_TASK DETAILS_
For the entries that follow, tally the lines holding the string "JSON". Give the total and nothing else.

Dataset entries on figures:
⁂
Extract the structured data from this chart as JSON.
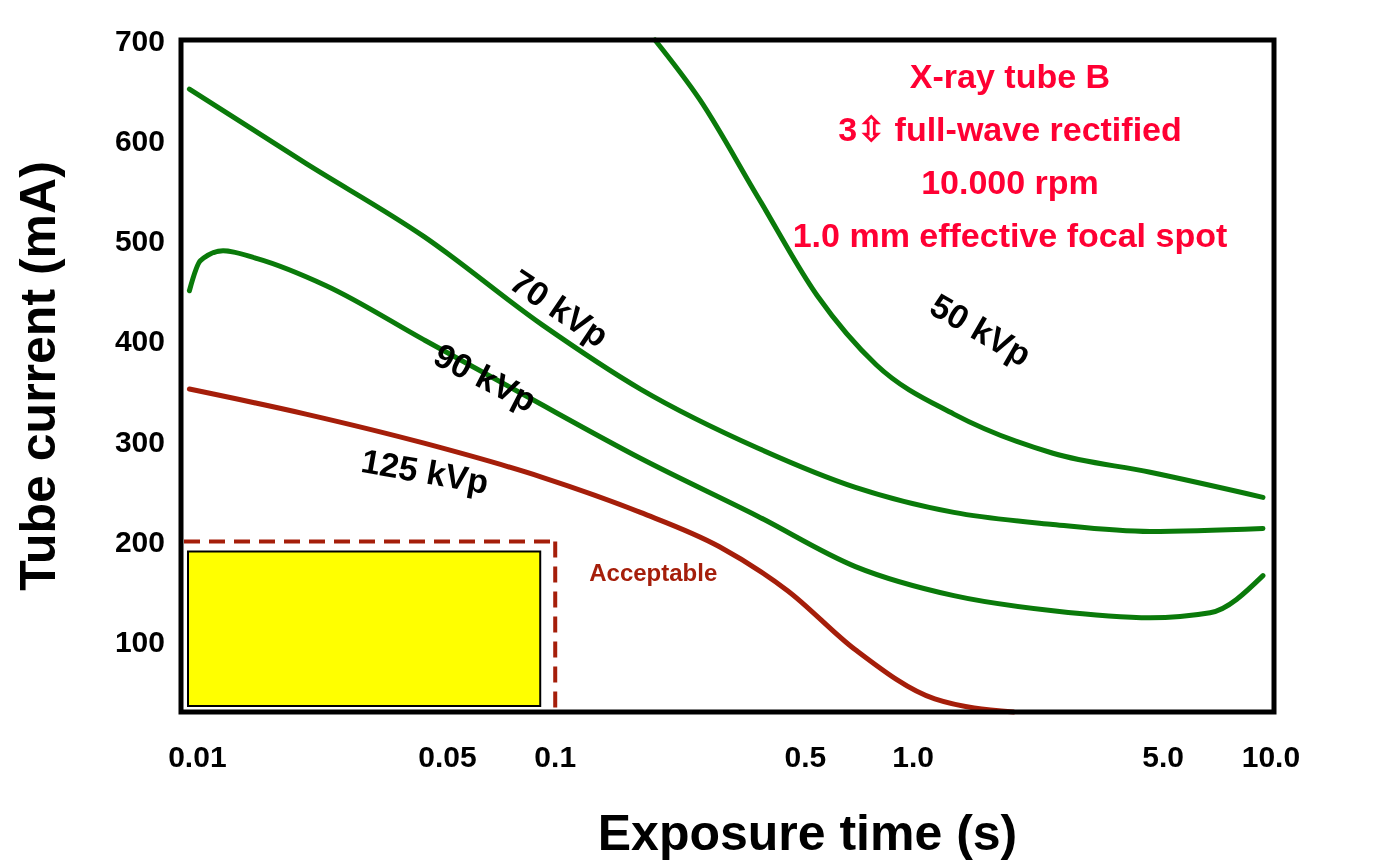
{
  "chart_data": {
    "type": "line",
    "xlabel": "Exposure time (s)",
    "ylabel": "Tube current (mA)",
    "log": "x",
    "xlim": [
      0.009,
      10.2
    ],
    "ylim": [
      30,
      700
    ],
    "xticks": [
      0.01,
      0.05,
      0.1,
      0.5,
      {
        "value": 1,
        "label": "1.0"
      },
      {
        "value": 5,
        "label": "5.0"
      },
      {
        "value": 10,
        "label": "10.0"
      }
    ],
    "yticks": [
      100,
      200,
      300,
      400,
      500,
      600,
      700
    ],
    "grid": false,
    "marker": "none",
    "line_style": "solid",
    "ref_lines": [
      {
        "axis": "x",
        "value": 0.1,
        "color": "#a51e0a",
        "line_style": "dashed"
      },
      {
        "axis": "y",
        "value": 200,
        "color": "#a51e0a",
        "line_style": "dashed"
      }
    ],
    "series": [
      {
        "name": "50 kVp",
        "color": "#0a7a0a",
        "x": [
          0.19,
          0.253,
          0.369,
          0.54,
          0.79,
          1.3,
          2.46,
          4.6,
          9.5
        ],
        "values": [
          700,
          641,
          543,
          445,
          376,
          327,
          288,
          269,
          244
        ]
      },
      {
        "name": "70 kVp",
        "color": "#0a7a0a",
        "x": [
          0.0095,
          0.0201,
          0.043,
          0.092,
          0.173,
          0.369,
          0.69,
          1.3,
          2.46,
          4.6,
          9.5
        ],
        "values": [
          651,
          577,
          504,
          416,
          352,
          293,
          254,
          229,
          217,
          210,
          213
        ]
      },
      {
        "name": "90 kVp",
        "color": "#0a7a0a",
        "x": [
          0.0095,
          0.0102,
          0.0118,
          0.0147,
          0.0229,
          0.043,
          0.081,
          0.173,
          0.369,
          0.69,
          1.3,
          2.46,
          4.6,
          6.76,
          9.5
        ],
        "values": [
          450,
          480,
          490,
          482,
          455,
          401,
          347,
          283,
          225,
          175,
          146,
          131,
          124,
          129,
          166
        ]
      },
      {
        "name": "125 kVp",
        "color": "#a51e0a",
        "x": [
          0.0095,
          0.0201,
          0.043,
          0.092,
          0.173,
          0.287,
          0.446,
          0.69,
          1.15,
          1.91
        ],
        "values": [
          352,
          327,
          298,
          264,
          229,
          195,
          151,
          92,
          43,
          30
        ]
      }
    ],
    "annotations": [
      "X-ray tube B",
      "3⇳ full-wave rectified",
      "10.000 rpm",
      "1.0 mm effective focal spot",
      "Acceptable"
    ]
  }
}
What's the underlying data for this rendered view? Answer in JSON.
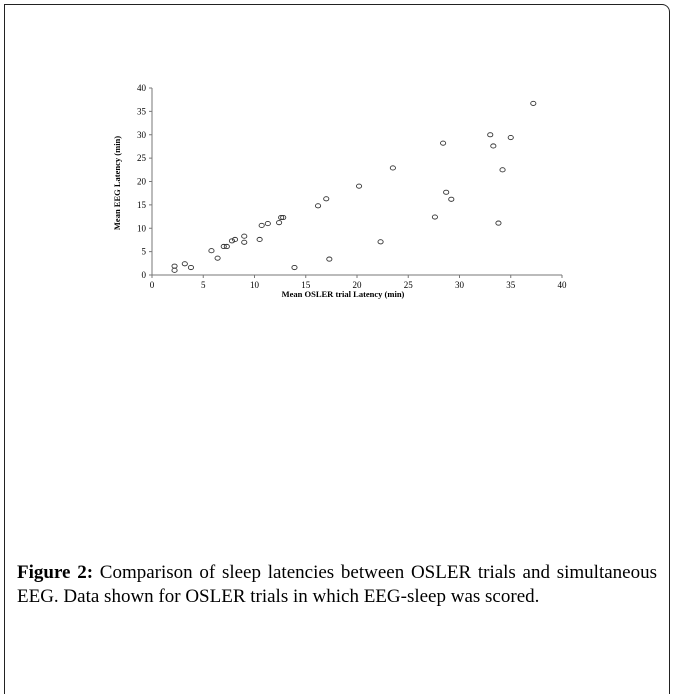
⁂
_TASK ANSWER_
2